Written instruction
Below is a set of records; print all of them exactly as written.

◆ ◆ ◆

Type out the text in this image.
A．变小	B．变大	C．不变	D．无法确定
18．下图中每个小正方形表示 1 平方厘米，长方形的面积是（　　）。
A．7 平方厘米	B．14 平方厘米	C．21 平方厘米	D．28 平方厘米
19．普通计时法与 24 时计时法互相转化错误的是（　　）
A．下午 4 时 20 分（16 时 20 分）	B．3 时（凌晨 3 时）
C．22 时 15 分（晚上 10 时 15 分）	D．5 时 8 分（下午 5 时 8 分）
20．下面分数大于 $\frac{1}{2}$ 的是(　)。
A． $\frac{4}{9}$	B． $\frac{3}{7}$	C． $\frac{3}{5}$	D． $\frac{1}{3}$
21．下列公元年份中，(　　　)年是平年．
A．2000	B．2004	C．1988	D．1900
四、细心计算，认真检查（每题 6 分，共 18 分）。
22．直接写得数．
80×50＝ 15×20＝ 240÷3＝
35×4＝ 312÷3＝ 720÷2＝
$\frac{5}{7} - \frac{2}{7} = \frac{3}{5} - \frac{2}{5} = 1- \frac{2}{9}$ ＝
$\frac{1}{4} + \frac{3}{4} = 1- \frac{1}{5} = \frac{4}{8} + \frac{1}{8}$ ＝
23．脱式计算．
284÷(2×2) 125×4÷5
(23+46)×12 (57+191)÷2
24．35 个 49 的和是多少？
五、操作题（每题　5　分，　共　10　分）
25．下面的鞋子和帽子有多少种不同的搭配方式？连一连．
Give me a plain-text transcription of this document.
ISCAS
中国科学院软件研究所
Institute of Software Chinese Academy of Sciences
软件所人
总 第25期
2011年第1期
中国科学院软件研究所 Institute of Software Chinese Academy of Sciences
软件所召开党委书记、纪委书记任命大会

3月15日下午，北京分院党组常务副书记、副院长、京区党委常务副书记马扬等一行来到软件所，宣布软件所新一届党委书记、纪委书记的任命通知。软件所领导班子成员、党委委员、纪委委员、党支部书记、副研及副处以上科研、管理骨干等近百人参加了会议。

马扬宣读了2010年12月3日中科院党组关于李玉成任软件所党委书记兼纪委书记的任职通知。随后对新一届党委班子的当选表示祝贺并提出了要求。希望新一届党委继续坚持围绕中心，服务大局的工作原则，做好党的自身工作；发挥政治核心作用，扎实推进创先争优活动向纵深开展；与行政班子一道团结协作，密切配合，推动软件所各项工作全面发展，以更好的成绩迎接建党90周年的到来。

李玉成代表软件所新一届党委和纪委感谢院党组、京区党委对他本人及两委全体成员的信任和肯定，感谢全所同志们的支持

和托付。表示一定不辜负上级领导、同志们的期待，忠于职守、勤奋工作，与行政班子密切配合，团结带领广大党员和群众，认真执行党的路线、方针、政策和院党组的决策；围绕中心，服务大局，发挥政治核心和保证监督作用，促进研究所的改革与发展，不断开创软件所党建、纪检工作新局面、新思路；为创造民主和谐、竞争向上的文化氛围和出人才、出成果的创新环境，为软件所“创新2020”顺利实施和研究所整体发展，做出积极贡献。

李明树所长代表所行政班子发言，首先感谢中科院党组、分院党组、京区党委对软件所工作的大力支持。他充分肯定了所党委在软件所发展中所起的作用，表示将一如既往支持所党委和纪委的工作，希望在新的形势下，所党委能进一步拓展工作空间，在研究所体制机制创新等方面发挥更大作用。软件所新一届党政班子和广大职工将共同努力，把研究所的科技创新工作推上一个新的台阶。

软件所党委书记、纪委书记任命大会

◆ ◆ ◆

Response to the exercise
Type out the text in this image.
A．变小	B．变大	C．不变	D．无法确定
18．下图中每个小正方形表示 1 平方厘米，长方形的面积是（　　）。
A．7 平方厘米	B．14 平方厘米	C．21 平方厘米	D．28 平方厘米
19．普通计时法与 24 时计时法互相转化错误的是（　　）
A．下午 4 时 20 分（16 时 20 分）	B．3 时（凌晨 3 时）
C．22 时 15 分（晚上 10 时 15 分）	D．5 时 8 分（下午 5 时 8 分）
20．下面分数大于 $\frac{1}{2}$ 的是(　)。
A． $\frac{4}{9}$	B． $\frac{3}{7}$	C． $\frac{3}{5}$	D． $\frac{1}{3}$
21．下列公元年份中，(　　　)年是平年．
A．2000	B．2004	C．1988	D．1900
四、细心计算，认真检查（每题 6 分，共 18 分）。
22．直接写得数．
80×50＝ 15×20＝ 240÷3＝
35×4＝ 312÷3＝ 720÷2＝
$\frac{5}{7} - \frac{2}{7} = \frac{3}{5} - \frac{2}{5} = 1- \frac{2}{9}$ ＝
$\frac{1}{4} + \frac{3}{4} = 1- \frac{1}{5} = \frac{4}{8} + \frac{1}{8}$ ＝
23．脱式计算．
284÷(2×2) 125×4÷5
(23+46)×12 (57+191)÷2
24．35 个 49 的和是多少？
五、操作题（每题　5　分，　共　10　分）
25．下面的鞋子和帽子有多少种不同的搭配方式？连一连．
Give me a plain-text transcription of this document.
ISCAS
中国科学院软件研究所
Institute of Software Chinese Academy of Sciences
软件所人
总 第25期
2011年第1期
中国科学院软件研究所 Institute of Software Chinese Academy of Sciences
软件所召开党委书记、纪委书记任命大会

3月15日下午，北京分院党组常务副书记、副院长、京区党委常务副书记马扬等一行来到软件所，宣布软件所新一届党委书记、纪委书记的任命通知。软件所领导班子成员、党委委员、纪委委员、党支部书记、副研及副处以上科研、管理骨干等近百人参加了会议。

马扬宣读了2010年12月3日中科院党组关于李玉成任软件所党委书记兼纪委书记的任职通知。随后对新一届党委班子的当选表示祝贺并提出了要求。希望新一届党委继续坚持围绕中心，服务大局的工作原则，做好党的自身工作；发挥政治核心作用，扎实推进创先争优活动向纵深开展；与行政班子一道团结协作，密切配合，推动软件所各项工作全面发展，以更好的成绩迎接建党90周年的到来。

李玉成代表软件所新一届党委和纪委感谢院党组、京区党委对他本人及两委全体成员的信任和肯定，感谢全所同志们的支持

和托付。表示一定不辜负上级领导、同志们的期待，忠于职守、勤奋工作，与行政班子密切配合，团结带领广大党员和群众，认真执行党的路线、方针、政策和院党组的决策；围绕中心，服务大局，发挥政治核心和保证监督作用，促进研究所的改革与发展，不断开创软件所党建、纪检工作新局面、新思路；为创造民主和谐、竞争向上的文化氛围和出人才、出成果的创新环境，为软件所“创新2020”顺利实施和研究所整体发展，做出积极贡献。

李明树所长代表所行政班子发言，首先感谢中科院党组、分院党组、京区党委对软件所工作的大力支持。他充分肯定了所党委在软件所发展中所起的作用，表示将一如既往支持所党委和纪委的工作，希望在新的形势下，所党委能进一步拓展工作空间，在研究所体制机制创新等方面发挥更大作用。软件所新一届党政班子和广大职工将共同努力，把研究所的科技创新工作推上一个新的台阶。

软件所党委书记、纪委书记任命大会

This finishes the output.